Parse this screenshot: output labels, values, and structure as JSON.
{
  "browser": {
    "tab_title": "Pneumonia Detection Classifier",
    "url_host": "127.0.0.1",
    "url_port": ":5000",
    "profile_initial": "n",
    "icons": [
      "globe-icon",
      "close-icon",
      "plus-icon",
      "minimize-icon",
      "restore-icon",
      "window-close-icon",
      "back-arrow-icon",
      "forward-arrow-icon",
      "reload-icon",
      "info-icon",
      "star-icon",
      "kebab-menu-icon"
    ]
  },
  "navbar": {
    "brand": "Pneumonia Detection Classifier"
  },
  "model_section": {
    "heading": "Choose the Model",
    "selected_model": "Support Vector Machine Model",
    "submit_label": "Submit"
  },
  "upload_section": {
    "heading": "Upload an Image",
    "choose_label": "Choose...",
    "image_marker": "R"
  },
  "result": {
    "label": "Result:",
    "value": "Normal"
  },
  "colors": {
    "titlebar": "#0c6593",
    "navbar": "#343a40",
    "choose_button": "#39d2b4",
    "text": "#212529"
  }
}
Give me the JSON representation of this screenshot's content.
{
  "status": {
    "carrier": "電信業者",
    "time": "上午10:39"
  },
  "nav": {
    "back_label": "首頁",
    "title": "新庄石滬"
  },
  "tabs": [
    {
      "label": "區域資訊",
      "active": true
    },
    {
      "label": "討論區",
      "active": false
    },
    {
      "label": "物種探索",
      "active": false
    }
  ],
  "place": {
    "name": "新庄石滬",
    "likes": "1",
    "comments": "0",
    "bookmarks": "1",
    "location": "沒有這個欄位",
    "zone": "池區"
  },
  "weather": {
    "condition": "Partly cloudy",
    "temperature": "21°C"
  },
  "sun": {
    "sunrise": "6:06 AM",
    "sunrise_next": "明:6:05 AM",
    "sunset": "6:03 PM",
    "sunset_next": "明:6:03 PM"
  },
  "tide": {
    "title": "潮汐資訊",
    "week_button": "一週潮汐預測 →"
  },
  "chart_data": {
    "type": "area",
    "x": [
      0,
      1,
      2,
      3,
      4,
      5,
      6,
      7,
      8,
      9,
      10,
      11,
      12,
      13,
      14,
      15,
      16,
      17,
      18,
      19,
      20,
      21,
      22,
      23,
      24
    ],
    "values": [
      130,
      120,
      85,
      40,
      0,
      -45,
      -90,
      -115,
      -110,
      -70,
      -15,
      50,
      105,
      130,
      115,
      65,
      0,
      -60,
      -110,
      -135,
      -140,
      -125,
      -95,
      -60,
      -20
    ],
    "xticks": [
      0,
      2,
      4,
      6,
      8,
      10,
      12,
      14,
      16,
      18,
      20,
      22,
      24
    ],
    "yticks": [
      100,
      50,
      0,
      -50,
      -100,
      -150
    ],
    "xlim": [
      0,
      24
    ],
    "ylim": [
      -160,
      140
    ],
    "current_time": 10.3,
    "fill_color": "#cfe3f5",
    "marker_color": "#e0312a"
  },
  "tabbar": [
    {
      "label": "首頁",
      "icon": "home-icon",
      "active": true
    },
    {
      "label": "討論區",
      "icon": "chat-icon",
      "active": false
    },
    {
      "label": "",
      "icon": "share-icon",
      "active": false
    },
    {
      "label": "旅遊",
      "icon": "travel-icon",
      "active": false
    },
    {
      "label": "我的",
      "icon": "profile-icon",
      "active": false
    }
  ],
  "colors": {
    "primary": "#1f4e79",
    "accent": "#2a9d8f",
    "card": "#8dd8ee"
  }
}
..............................
**What is needed**
Extract all the material, leaving every line as it is.

**Written reply**
Parse this screenshot: output labels, values, and structure as JSON.
{
  "browser": {
    "tab_title": "Pneumonia Detection Classifier",
    "url_host": "127.0.0.1",
    "url_port": ":5000",
    "profile_initial": "n",
    "icons": [
      "globe-icon",
      "close-icon",
      "plus-icon",
      "minimize-icon",
      "restore-icon",
      "window-close-icon",
      "back-arrow-icon",
      "forward-arrow-icon",
      "reload-icon",
      "info-icon",
      "star-icon",
      "kebab-menu-icon"
    ]
  },
  "navbar": {
    "brand": "Pneumonia Detection Classifier"
  },
  "model_section": {
    "heading": "Choose the Model",
    "selected_model": "Support Vector Machine Model",
    "submit_label": "Submit"
  },
  "upload_section": {
    "heading": "Upload an Image",
    "choose_label": "Choose...",
    "image_marker": "R"
  },
  "result": {
    "label": "Result:",
    "value": "Normal"
  },
  "colors": {
    "titlebar": "#0c6593",
    "navbar": "#343a40",
    "choose_button": "#39d2b4",
    "text": "#212529"
  }
}
Give me the JSON representation of this screenshot's content.
{
  "status": {
    "carrier": "電信業者",
    "time": "上午10:39"
  },
  "nav": {
    "back_label": "首頁",
    "title": "新庄石滬"
  },
  "tabs": [
    {
      "label": "區域資訊",
      "active": true
    },
    {
      "label": "討論區",
      "active": false
    },
    {
      "label": "物種探索",
      "active": false
    }
  ],
  "place": {
    "name": "新庄石滬",
    "likes": "1",
    "comments": "0",
    "bookmarks": "1",
    "location": "沒有這個欄位",
    "zone": "池區"
  },
  "weather": {
    "condition": "Partly cloudy",
    "temperature": "21°C"
  },
  "sun": {
    "sunrise": "6:06 AM",
    "sunrise_next": "明:6:05 AM",
    "sunset": "6:03 PM",
    "sunset_next": "明:6:03 PM"
  },
  "tide": {
    "title": "潮汐資訊",
    "week_button": "一週潮汐預測 →"
  },
  "chart_data": {
    "type": "area",
    "x": [
      0,
      1,
      2,
      3,
      4,
      5,
      6,
      7,
      8,
      9,
      10,
      11,
      12,
      13,
      14,
      15,
      16,
      17,
      18,
      19,
      20,
      21,
      22,
      23,
      24
    ],
    "values": [
      130,
      120,
      85,
      40,
      0,
      -45,
      -90,
      -115,
      -110,
      -70,
      -15,
      50,
      105,
      130,
      115,
      65,
      0,
      -60,
      -110,
      -135,
      -140,
      -125,
      -95,
      -60,
      -20
    ],
    "xticks": [
      0,
      2,
      4,
      6,
      8,
      10,
      12,
      14,
      16,
      18,
      20,
      22,
      24
    ],
    "yticks": [
      100,
      50,
      0,
      -50,
      -100,
      -150
    ],
    "xlim": [
      0,
      24
    ],
    "ylim": [
      -160,
      140
    ],
    "current_time": 10.3,
    "fill_color": "#cfe3f5",
    "marker_color": "#e0312a"
  },
  "tabbar": [
    {
      "label": "首頁",
      "icon": "home-icon",
      "active": true
    },
    {
      "label": "討論區",
      "icon": "chat-icon",
      "active": false
    },
    {
      "label": "",
      "icon": "share-icon",
      "active": false
    },
    {
      "label": "旅遊",
      "icon": "travel-icon",
      "active": false
    },
    {
      "label": "我的",
      "icon": "profile-icon",
      "active": false
    }
  ],
  "colors": {
    "primary": "#1f4e79",
    "accent": "#2a9d8f",
    "card": "#8dd8ee"
  }
}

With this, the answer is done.